[Tareas]
1: Según el texto sobre Utopía, ¿quién interrumpió a Rafael Hythlodeo cuando iba a revelar la situación geográfica de la isla?
2: Retoma el texto sobre Utopía y continúalo a partir de su última oración.

Tiempo de lectura: 11 min.

«Os he descrito con la mayor veracidad que he podido su

Constitución (eius forma Reipublicae), que considero ciertamente

no solo la mejor, sino la única que por derecho propio puede reclamar

para sí tal nombre» (236/31-33, Utopía, ed. Yale 1974).

Utopía está en algún sitio. Lástima que, justo cuando Rafael Hythlodeo iba a revelar la situación geográfica del no lugar, un criado desobedeciera la orden de Moro de no interrumpirle y una tos inoportuna ensordeciera a su vez a Pedro Gil, el tercer contertulio, amigo de Erasmo que había promovido ese diálogo con el marino de prodigiosa memoria y facundia. Luego Pedro Gil no cumplió el encargo de averiguarlo para Moro. Y el inglés tuvo que mostrar el consecuente apuro por publicar su Discurso sobre la mejor constitución (De optimo Reipublicae statu) sin poder mencionar dónde estaba la isla. Los cartógrafos la han obviado después o la han debido de llamar de alguna otra manera. Ya nunca más podremos navegar hasta allí y saber que hemos llegado.

[Extracto de datos]
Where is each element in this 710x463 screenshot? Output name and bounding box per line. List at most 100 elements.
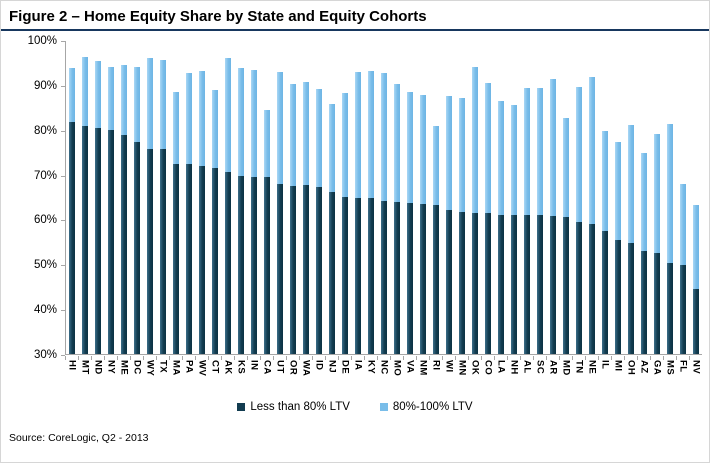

[Respuestas]
1: Un criado que desobedeció la orden de Moro de no interrumpirle.

2:
Nos consta no obstante que la latitud sur de Utopía era igual a cuanto las islas británicas se acercan al septentrión desde el ecuador (196/30); como si ese plano central de la tierra fuera un espejo que enfrentase ambos mundos. Y reflejase quizá una imagen de los problemas con forma de solución.

EL ACICATE DE LOS NUEVOS MUNDOS Y LA COMPAÑÍA DE ERASMO

El tal Hythlodeo era un personaje salido de junto a Alberico Vespucio1, el florentino naturalizado español, autor de las Navegaciones, al que Martin Waldseemüller decidió, en Saint Dié des Vosges, hacer epónimo del cuarto continente (como lo fue Utopos de Utopía). Lo hizo dando a América ese nombre de mujer en la edición de sus cartas que acompañaba a la Cosmographiae Introductio de Tolomeo. (La segunda edición, también de 1516 como la princeps de Utopía, intentaría rectificar devolviendo a Colón su gloria, pero tuvo un eco limitado. Que fue nulo en cambio por lo que tocaba a la denominación del meridiano de la isla de El Hierro. Había sido la base de la división gradual del planeta cuyo cálculo perfeccionó Vespucio; pero casi nadie lo identifica hoy como el nombre original del de Greenwich como hacía el Tolomeo de la Introductio. Tornando a las coordenadas de Utopía, en Greenwich nació Enrique VIII, y en febrero de 1516 María, su hija con Catalina de Aragón.)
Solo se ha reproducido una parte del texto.